Requirement:
Scan the listing below and copy every line holding "TradingView".

#### Records for the task

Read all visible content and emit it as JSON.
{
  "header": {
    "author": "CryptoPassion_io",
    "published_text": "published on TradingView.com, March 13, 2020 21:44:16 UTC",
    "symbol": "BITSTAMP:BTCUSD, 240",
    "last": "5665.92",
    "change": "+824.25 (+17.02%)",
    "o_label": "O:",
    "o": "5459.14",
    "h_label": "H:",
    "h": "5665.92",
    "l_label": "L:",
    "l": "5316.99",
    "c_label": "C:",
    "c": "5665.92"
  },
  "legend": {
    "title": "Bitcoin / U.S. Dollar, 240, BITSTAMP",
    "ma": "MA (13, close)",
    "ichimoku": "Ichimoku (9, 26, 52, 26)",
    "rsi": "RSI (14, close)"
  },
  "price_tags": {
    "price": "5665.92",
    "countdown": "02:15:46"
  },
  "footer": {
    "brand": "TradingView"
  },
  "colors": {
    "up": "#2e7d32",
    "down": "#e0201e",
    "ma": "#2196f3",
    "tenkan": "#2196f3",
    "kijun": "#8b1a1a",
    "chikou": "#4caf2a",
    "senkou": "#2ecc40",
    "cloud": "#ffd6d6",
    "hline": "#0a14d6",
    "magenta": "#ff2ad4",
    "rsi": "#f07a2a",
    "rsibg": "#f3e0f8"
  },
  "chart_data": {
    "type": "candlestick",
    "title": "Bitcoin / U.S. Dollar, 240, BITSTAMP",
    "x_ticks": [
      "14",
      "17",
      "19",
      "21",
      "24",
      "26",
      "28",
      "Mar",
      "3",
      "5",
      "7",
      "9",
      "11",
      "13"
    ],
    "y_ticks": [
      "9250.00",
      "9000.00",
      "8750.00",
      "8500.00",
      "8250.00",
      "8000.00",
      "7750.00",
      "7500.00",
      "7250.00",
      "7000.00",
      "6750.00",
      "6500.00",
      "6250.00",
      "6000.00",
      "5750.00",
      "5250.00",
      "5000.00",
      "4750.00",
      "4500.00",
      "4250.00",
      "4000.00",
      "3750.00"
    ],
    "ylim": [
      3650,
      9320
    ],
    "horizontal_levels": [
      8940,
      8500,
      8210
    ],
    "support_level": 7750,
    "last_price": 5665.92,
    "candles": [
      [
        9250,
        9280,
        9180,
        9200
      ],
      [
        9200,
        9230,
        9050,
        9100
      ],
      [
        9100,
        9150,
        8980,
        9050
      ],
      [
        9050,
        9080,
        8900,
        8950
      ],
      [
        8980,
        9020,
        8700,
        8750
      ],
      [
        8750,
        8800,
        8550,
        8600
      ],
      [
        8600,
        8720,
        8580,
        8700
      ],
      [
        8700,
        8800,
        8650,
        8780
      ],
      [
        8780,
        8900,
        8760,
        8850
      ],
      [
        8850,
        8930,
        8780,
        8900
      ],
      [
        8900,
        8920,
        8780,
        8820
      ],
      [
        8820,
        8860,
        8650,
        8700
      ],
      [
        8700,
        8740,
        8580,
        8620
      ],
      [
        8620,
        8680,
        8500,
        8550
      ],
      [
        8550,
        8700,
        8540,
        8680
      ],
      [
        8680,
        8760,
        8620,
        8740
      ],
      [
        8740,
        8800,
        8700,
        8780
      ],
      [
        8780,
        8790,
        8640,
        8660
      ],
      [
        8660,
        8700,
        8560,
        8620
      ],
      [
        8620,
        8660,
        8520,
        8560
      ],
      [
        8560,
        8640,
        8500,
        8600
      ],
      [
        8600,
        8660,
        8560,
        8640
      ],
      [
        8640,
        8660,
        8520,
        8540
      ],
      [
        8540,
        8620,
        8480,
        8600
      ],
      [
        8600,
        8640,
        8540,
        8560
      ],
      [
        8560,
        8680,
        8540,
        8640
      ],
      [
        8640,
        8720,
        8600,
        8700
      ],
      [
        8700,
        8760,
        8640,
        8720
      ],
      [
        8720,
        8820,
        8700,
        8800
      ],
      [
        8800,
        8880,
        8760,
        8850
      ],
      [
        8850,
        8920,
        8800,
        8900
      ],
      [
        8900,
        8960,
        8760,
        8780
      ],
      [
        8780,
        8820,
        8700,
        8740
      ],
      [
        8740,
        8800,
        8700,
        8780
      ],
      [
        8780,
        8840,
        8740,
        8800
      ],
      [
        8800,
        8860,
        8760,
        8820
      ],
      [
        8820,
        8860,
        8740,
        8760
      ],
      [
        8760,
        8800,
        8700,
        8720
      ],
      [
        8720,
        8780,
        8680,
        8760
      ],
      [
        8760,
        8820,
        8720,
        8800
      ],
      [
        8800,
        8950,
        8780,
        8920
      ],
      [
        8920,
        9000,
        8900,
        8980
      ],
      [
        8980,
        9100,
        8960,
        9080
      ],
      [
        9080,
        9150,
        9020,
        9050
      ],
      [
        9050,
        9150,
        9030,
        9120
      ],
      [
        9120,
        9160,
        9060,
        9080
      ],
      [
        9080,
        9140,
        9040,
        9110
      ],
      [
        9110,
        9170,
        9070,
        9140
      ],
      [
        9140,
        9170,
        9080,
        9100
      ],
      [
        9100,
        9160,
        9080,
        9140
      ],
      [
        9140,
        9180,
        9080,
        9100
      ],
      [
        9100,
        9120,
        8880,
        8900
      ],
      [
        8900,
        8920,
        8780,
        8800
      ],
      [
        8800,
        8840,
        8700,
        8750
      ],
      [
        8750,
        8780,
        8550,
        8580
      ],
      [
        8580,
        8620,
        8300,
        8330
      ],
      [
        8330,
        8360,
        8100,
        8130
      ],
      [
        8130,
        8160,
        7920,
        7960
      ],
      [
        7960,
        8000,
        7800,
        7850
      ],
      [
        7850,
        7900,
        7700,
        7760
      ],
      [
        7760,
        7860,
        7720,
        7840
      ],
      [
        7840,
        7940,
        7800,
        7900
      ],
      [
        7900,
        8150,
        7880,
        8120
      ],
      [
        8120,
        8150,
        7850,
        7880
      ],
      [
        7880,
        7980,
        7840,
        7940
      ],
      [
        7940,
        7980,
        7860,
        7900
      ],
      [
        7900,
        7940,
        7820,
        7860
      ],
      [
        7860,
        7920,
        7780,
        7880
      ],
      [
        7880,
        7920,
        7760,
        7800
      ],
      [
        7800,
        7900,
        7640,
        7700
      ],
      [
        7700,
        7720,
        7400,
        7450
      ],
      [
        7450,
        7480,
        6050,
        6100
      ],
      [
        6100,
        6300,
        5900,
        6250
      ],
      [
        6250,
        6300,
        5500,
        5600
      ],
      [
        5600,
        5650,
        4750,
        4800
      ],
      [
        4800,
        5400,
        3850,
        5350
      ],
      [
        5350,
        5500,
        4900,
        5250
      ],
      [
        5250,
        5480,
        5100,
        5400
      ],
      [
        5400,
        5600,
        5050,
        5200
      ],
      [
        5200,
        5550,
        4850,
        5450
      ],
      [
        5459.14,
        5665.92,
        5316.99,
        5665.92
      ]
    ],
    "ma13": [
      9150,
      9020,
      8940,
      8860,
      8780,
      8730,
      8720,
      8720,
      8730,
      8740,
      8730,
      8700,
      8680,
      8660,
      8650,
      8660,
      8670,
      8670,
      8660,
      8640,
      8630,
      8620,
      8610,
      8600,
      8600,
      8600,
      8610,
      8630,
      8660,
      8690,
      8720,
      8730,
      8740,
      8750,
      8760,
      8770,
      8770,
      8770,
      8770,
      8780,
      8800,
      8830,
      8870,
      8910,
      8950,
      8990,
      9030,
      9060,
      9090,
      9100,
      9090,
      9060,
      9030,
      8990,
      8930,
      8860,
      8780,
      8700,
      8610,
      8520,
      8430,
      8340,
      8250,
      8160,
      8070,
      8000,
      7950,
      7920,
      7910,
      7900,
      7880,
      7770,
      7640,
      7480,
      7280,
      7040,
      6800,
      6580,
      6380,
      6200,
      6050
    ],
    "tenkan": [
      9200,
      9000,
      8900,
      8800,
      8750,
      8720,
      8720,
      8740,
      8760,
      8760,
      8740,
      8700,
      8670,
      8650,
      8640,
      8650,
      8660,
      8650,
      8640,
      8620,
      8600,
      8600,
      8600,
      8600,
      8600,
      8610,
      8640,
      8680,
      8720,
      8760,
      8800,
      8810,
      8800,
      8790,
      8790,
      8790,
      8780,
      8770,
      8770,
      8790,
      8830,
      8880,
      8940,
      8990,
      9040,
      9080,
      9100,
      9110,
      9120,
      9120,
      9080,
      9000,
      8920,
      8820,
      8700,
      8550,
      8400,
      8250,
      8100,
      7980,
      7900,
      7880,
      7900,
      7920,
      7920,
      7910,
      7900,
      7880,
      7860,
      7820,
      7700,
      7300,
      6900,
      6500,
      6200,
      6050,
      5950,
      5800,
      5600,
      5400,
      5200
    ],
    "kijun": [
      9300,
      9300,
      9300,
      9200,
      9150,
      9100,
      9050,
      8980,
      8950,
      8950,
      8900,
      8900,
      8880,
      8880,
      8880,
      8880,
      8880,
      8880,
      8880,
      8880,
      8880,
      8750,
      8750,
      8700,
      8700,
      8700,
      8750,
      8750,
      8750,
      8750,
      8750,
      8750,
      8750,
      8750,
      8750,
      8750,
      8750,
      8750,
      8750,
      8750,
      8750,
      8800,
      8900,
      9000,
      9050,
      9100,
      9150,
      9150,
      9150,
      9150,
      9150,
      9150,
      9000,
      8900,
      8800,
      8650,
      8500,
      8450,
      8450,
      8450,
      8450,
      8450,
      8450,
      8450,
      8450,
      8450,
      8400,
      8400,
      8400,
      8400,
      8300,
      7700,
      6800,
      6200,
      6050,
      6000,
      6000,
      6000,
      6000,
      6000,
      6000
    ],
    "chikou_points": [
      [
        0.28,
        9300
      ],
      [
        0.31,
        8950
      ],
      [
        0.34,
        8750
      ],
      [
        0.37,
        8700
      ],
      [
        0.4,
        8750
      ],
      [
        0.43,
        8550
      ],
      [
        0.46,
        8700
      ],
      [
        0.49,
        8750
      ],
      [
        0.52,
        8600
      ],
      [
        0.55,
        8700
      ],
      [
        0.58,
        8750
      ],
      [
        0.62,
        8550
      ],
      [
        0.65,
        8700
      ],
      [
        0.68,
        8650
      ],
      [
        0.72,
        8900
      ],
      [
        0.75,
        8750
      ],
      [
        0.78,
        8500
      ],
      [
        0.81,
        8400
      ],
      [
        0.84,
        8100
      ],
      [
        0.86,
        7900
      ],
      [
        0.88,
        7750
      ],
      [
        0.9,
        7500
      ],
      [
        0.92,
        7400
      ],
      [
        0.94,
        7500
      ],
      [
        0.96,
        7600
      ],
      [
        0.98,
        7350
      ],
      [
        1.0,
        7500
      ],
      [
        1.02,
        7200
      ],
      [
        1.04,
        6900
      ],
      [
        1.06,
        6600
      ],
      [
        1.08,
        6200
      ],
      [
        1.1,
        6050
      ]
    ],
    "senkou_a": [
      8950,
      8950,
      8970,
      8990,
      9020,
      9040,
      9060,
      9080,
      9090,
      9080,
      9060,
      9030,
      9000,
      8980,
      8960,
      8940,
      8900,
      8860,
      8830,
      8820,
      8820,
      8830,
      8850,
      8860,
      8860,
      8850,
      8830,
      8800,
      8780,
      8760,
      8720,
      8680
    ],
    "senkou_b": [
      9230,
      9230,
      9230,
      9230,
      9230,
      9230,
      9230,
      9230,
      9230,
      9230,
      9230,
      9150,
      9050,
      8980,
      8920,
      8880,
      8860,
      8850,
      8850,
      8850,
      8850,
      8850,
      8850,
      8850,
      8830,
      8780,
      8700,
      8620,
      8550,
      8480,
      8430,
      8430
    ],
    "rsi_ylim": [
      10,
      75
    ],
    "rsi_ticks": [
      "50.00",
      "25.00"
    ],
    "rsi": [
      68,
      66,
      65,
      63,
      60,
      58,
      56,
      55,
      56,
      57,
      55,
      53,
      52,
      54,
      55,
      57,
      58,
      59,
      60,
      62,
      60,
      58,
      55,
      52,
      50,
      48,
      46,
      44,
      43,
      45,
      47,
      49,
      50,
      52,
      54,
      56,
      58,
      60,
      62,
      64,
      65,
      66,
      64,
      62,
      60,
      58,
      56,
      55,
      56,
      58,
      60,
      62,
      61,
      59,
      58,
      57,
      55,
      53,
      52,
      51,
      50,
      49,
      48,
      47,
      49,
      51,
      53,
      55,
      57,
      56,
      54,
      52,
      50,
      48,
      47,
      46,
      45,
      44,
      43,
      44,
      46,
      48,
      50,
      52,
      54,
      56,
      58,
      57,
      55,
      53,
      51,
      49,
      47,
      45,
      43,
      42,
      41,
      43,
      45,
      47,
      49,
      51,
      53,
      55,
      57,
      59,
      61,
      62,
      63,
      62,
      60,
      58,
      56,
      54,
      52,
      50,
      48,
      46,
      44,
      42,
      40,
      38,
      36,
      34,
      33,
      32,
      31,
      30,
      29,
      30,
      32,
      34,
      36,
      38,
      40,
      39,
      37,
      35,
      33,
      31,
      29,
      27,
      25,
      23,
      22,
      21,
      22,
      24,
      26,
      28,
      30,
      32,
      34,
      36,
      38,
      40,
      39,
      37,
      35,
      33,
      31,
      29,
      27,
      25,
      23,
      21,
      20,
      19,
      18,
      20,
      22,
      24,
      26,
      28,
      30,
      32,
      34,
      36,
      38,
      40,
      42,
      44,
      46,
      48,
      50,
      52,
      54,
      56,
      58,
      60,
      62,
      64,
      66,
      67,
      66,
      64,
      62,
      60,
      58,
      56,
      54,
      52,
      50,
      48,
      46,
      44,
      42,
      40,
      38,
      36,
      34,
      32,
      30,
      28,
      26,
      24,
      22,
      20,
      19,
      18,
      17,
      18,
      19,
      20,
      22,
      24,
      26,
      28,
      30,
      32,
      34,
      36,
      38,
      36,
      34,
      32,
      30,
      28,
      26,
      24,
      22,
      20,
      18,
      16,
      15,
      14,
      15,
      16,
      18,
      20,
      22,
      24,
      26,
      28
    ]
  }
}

########

Response to the exercise:
    "published_text": "published on TradingView.com, March 13, 2020 21:44:16 UTC",
    "brand": "TradingView"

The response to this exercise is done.